● **Data entries**

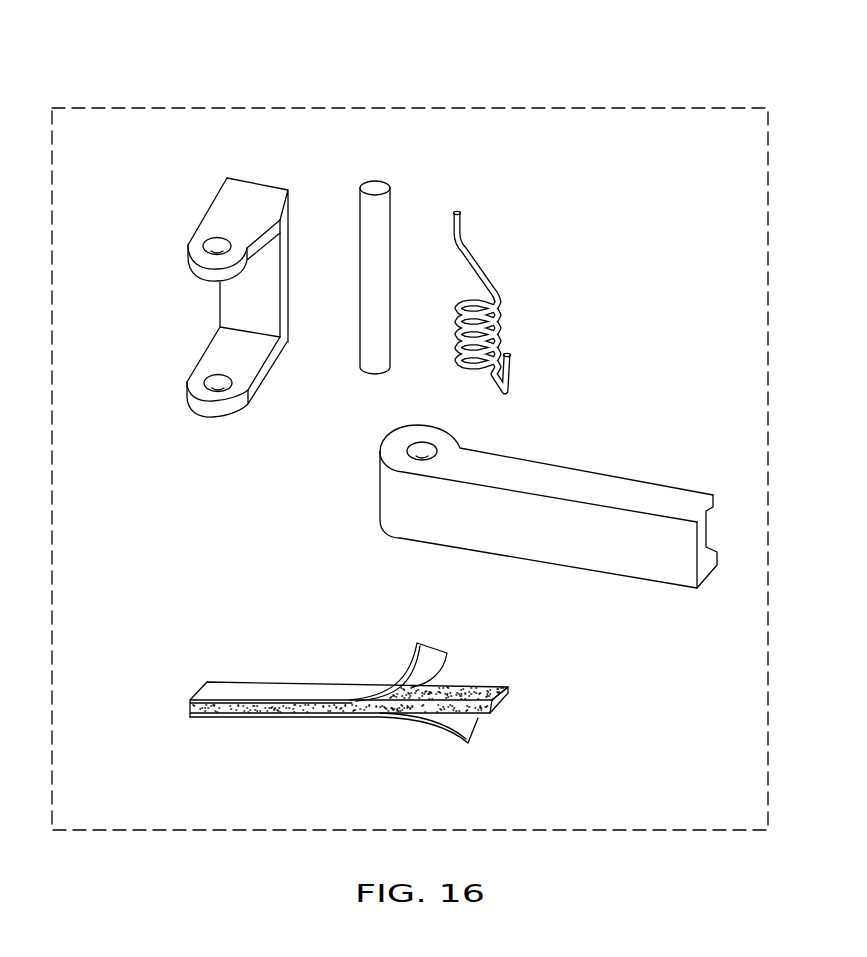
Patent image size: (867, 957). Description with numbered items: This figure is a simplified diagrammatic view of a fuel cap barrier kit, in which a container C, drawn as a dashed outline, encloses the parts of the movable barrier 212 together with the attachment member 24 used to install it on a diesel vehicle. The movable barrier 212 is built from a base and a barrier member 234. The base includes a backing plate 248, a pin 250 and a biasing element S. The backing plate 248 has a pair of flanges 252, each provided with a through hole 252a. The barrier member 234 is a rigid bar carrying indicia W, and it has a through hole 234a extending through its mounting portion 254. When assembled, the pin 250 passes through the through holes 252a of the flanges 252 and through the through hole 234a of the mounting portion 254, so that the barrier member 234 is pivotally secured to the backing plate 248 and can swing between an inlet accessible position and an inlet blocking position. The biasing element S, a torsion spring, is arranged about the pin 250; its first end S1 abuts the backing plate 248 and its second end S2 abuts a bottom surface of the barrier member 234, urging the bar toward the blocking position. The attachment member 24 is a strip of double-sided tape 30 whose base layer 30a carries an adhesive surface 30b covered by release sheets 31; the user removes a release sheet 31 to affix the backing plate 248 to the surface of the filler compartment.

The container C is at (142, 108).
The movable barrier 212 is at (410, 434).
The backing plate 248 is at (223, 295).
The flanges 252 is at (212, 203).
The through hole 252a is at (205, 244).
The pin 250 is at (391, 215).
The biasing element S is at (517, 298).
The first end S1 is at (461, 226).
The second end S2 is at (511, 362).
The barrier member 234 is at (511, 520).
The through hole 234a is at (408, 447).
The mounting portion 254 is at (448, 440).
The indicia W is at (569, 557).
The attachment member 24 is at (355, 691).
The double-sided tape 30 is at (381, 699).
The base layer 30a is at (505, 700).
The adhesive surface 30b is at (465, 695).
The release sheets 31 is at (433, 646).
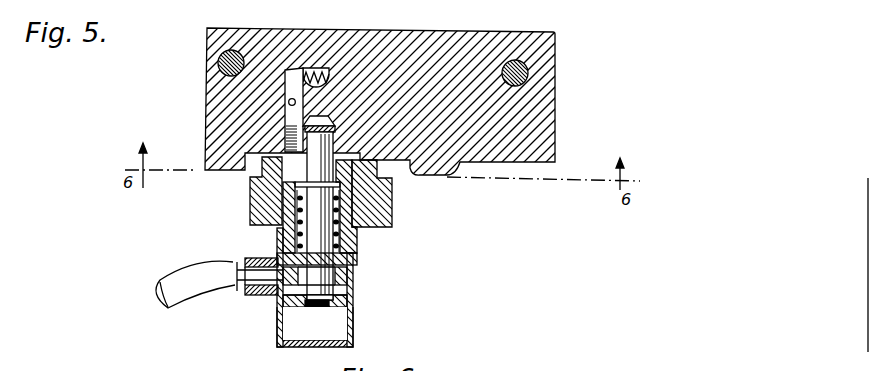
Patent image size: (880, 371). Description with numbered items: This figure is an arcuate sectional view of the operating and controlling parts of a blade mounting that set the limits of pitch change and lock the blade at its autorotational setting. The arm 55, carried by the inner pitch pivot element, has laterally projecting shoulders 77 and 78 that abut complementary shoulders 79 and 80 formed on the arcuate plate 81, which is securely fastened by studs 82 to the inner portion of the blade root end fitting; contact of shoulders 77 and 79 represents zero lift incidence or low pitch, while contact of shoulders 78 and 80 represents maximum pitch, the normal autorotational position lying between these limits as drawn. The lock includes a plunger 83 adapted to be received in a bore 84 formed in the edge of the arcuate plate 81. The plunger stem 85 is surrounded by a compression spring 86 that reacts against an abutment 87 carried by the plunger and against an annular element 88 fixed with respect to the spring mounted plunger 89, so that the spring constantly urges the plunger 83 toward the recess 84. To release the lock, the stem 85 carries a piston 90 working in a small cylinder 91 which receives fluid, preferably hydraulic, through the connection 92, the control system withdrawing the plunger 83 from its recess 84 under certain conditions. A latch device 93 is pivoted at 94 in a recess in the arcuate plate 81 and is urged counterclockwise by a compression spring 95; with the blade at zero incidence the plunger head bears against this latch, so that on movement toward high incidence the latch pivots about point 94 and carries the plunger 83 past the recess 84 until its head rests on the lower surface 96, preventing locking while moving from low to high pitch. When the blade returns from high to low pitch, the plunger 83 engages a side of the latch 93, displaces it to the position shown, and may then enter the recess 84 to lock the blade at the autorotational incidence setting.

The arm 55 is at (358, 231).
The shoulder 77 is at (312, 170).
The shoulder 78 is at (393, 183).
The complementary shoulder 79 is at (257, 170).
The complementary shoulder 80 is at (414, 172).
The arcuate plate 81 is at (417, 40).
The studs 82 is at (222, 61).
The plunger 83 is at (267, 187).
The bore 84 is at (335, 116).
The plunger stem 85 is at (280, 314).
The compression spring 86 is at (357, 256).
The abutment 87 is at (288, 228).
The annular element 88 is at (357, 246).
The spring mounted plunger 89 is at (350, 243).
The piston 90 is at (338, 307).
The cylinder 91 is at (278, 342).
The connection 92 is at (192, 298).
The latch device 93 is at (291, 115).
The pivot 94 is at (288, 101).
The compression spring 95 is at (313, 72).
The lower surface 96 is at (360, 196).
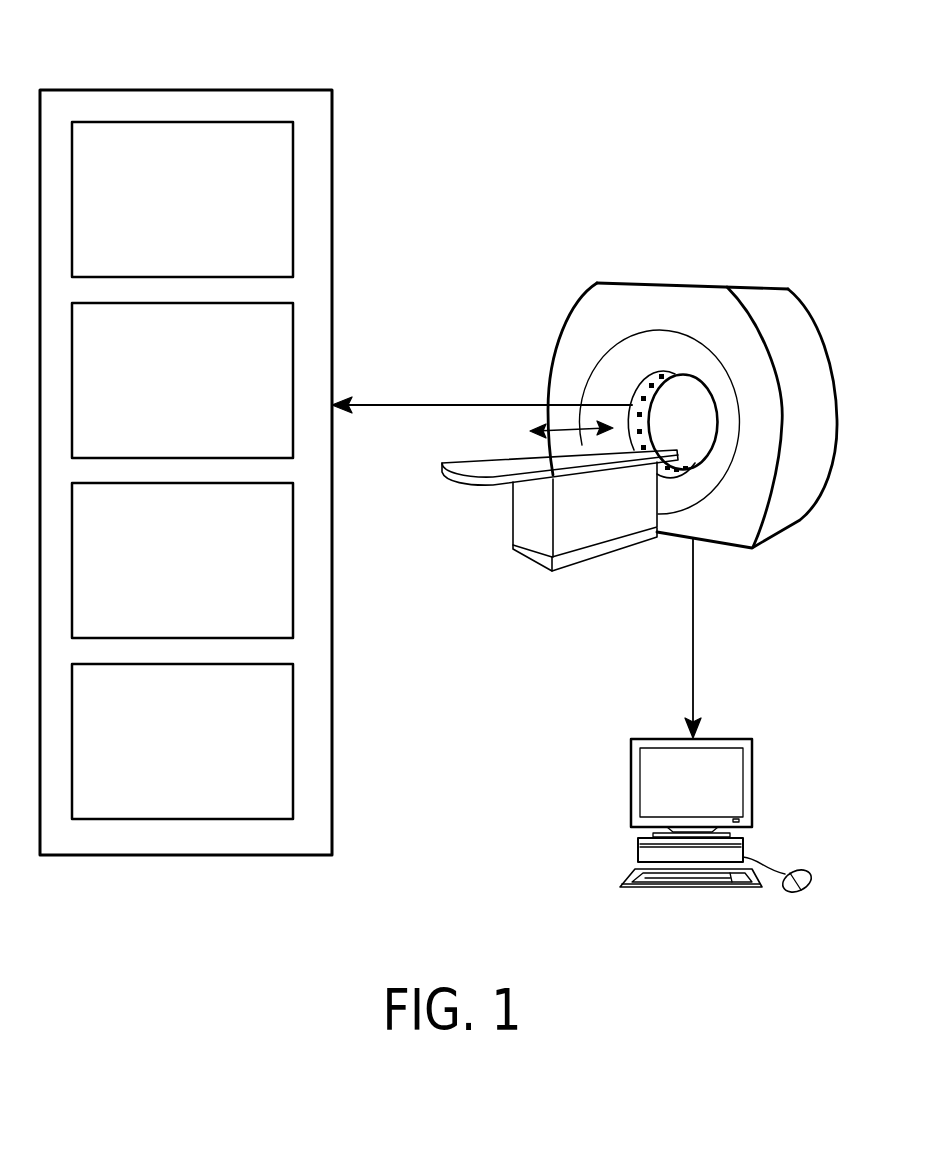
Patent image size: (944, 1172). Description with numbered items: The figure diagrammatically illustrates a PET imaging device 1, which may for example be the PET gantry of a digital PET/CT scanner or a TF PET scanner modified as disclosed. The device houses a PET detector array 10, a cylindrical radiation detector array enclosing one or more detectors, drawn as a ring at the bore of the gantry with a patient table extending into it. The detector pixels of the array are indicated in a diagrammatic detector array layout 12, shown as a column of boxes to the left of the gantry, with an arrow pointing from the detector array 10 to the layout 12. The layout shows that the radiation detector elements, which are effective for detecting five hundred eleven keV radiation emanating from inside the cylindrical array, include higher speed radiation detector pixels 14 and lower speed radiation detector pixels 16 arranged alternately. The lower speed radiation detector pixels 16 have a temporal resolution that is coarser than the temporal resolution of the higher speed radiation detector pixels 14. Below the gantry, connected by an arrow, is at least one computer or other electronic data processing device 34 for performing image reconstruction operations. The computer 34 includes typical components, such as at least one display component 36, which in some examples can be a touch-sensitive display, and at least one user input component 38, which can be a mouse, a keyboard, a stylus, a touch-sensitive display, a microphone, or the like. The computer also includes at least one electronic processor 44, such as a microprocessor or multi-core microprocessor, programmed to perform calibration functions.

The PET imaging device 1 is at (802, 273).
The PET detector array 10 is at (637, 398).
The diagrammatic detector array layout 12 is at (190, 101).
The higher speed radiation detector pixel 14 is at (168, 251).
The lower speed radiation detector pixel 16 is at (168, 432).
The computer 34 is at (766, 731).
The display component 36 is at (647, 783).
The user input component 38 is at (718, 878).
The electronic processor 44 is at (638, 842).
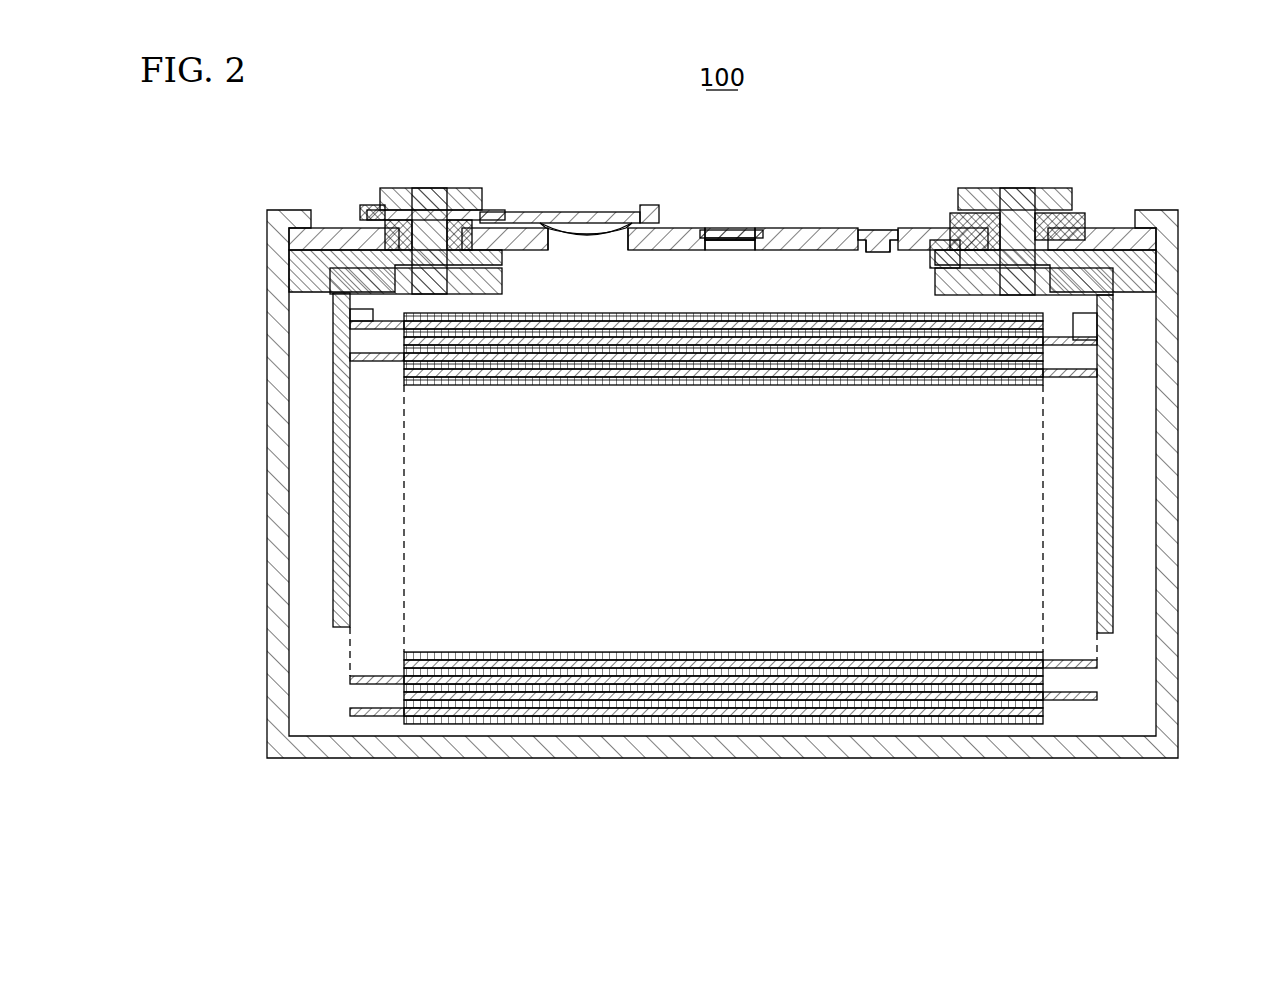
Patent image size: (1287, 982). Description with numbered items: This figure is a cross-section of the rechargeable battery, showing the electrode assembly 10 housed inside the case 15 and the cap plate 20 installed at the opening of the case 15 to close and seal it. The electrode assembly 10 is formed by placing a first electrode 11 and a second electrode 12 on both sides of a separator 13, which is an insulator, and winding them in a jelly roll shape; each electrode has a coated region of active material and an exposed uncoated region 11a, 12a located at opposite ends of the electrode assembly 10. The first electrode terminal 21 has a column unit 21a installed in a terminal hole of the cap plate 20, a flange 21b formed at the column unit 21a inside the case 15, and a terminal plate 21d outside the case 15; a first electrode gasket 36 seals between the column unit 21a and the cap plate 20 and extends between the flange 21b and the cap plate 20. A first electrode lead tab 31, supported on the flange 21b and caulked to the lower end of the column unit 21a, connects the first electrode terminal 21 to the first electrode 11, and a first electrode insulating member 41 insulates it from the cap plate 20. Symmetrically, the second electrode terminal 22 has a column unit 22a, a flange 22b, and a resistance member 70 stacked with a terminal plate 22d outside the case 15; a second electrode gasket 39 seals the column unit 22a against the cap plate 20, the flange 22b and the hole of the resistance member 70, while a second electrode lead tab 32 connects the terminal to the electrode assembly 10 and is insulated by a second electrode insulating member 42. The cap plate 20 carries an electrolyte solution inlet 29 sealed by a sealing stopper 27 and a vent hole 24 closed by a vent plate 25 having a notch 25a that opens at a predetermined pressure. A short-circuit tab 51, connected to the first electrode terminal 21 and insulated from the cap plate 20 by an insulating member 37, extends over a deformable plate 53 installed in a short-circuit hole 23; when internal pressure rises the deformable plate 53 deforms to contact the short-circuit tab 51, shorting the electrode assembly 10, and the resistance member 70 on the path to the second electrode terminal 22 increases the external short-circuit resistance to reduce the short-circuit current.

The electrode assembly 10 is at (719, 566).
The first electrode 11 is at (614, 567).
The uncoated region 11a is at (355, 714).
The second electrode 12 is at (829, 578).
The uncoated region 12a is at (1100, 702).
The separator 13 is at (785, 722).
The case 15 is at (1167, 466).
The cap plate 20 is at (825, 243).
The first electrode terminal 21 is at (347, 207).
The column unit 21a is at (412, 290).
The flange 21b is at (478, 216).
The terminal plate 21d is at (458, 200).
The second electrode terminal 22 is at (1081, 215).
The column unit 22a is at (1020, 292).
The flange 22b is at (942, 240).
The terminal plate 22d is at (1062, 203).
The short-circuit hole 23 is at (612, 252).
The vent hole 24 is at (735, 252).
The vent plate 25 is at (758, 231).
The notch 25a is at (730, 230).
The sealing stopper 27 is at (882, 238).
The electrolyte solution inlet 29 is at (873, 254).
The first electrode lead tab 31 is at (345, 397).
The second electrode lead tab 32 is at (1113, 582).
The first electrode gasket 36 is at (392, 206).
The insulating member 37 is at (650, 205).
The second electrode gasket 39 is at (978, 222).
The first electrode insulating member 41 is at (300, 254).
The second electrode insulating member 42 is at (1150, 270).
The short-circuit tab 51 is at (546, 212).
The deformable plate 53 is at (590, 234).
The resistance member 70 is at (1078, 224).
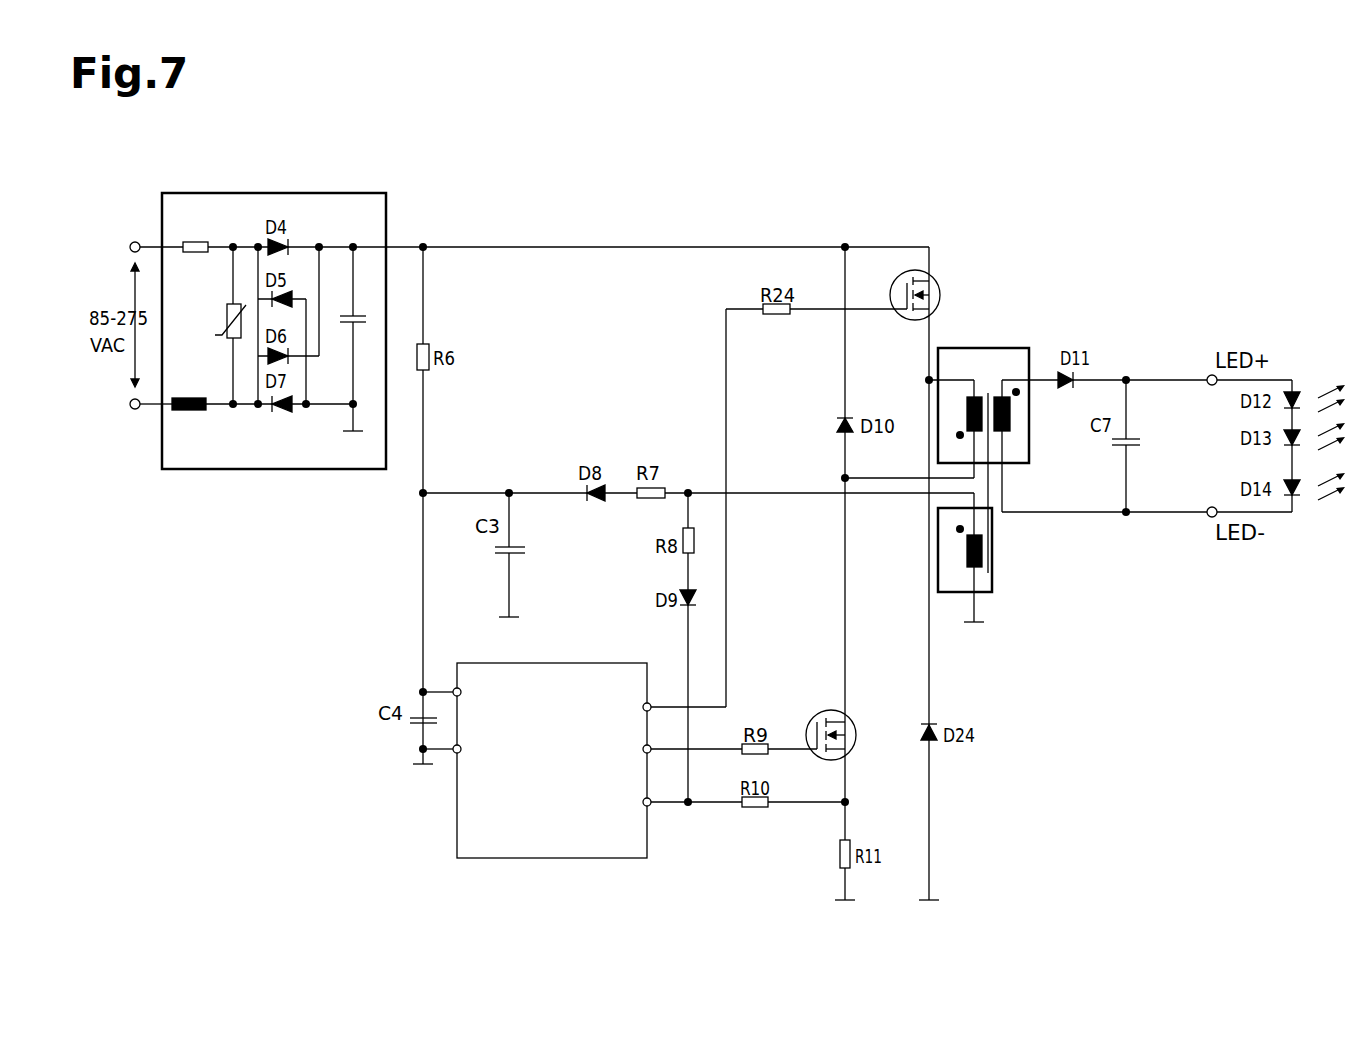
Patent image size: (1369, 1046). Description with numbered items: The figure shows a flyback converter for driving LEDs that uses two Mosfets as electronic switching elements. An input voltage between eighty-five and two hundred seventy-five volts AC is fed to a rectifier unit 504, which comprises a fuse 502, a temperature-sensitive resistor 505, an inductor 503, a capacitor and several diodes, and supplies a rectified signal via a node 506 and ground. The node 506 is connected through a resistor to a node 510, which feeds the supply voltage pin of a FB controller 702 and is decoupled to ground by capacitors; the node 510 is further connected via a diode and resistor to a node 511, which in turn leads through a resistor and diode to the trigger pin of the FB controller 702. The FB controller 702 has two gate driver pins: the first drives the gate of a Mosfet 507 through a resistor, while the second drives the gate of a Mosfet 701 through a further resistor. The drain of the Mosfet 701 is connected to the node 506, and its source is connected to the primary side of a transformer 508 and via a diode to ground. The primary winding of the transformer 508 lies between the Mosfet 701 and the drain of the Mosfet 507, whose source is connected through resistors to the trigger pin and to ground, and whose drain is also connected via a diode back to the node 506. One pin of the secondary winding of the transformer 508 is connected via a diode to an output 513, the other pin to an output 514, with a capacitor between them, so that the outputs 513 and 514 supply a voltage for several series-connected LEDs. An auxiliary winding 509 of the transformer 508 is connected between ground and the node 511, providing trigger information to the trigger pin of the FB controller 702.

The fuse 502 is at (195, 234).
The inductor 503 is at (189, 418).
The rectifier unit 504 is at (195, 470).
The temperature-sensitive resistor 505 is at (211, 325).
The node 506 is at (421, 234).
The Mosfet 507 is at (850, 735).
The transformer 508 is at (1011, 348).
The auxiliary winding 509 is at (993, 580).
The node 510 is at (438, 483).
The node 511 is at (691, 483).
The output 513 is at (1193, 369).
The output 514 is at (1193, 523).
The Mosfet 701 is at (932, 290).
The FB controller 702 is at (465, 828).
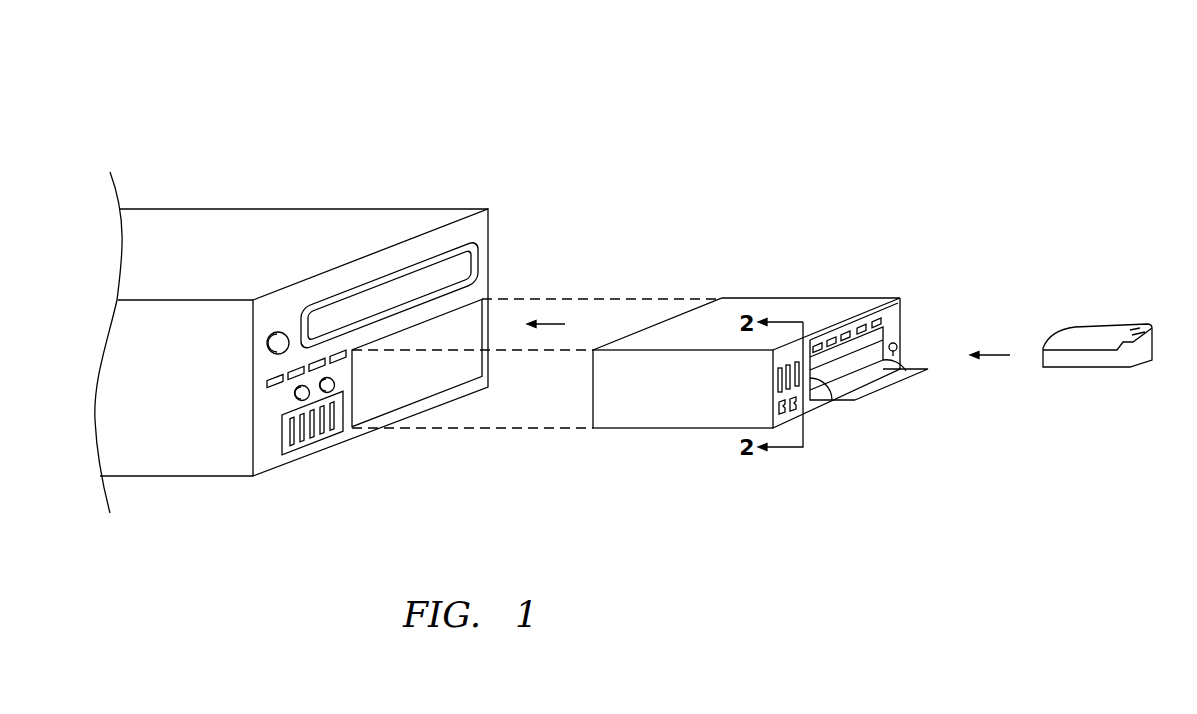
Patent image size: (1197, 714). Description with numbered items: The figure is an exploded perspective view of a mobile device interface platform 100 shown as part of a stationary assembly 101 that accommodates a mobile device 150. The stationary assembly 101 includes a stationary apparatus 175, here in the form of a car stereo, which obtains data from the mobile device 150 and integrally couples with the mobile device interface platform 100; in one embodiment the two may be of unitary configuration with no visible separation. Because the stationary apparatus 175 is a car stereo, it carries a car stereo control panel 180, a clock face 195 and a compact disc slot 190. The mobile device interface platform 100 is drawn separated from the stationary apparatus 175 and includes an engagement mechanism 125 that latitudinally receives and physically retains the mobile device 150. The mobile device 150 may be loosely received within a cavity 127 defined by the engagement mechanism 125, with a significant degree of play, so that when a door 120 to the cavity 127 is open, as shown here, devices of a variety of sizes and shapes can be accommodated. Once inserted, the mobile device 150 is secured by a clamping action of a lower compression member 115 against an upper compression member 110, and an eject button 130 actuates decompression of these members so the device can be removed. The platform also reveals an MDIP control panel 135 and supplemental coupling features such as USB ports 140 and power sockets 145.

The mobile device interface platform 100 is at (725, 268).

● **WHAT YOU SHOULD DO**
Give everything from the start of the material down to the line containing "The biasing element S is at (517, 298)." as a JSON list of strings, one per line, omitting blank lines and leaving out the pictures.

● **RESULT FOR THIS TASK**
[
  "Patent image size: (867, 957). Description with numbered items: This figure is a simplified diagrammatic view of a fuel cap barrier kit, in which a container C, drawn as a dashed outline, encloses the parts of the movable barrier 212 together with the attachment member 24 used to install it on a diesel vehicle. The movable barrier 212 is built from a base and a barrier member 234. The base includes a backing plate 248, a pin 250 and a biasing element S. The backing plate 248 has a pair of flanges 252, each provided with a through hole 252a. The barrier member 234 is a rigid bar carrying indicia W, and it has a through hole 234a extending through its mounting portion 254. When assembled, the pin 250 passes through the through holes 252a of the flanges 252 and through the through hole 234a of the mounting portion 254, so that the barrier member 234 is pivotally secured to the backing plate 248 and can swing between an inlet accessible position and an inlet blocking position. The biasing element S, a torsion spring, is arranged about the pin 250; its first end S1 abuts the backing plate 248 and its second end S2 abuts a bottom surface of the barrier member 234, urging the bar toward the blocking position. The attachment member 24 is a strip of double-sided tape 30 whose base layer 30a carries an adhesive surface 30b covered by release sheets 31; the user removes a release sheet 31 to affix the backing plate 248 to the surface of the filler compartment.",
  "The container C is at (142, 108).",
  "The movable barrier 212 is at (410, 434).",
  "The backing plate 248 is at (223, 295).",
  "The flanges 252 is at (212, 203).",
  "The through hole 252a is at (205, 244).",
  "The pin 250 is at (391, 215).",
  "The biasing element S is at (517, 298)."
]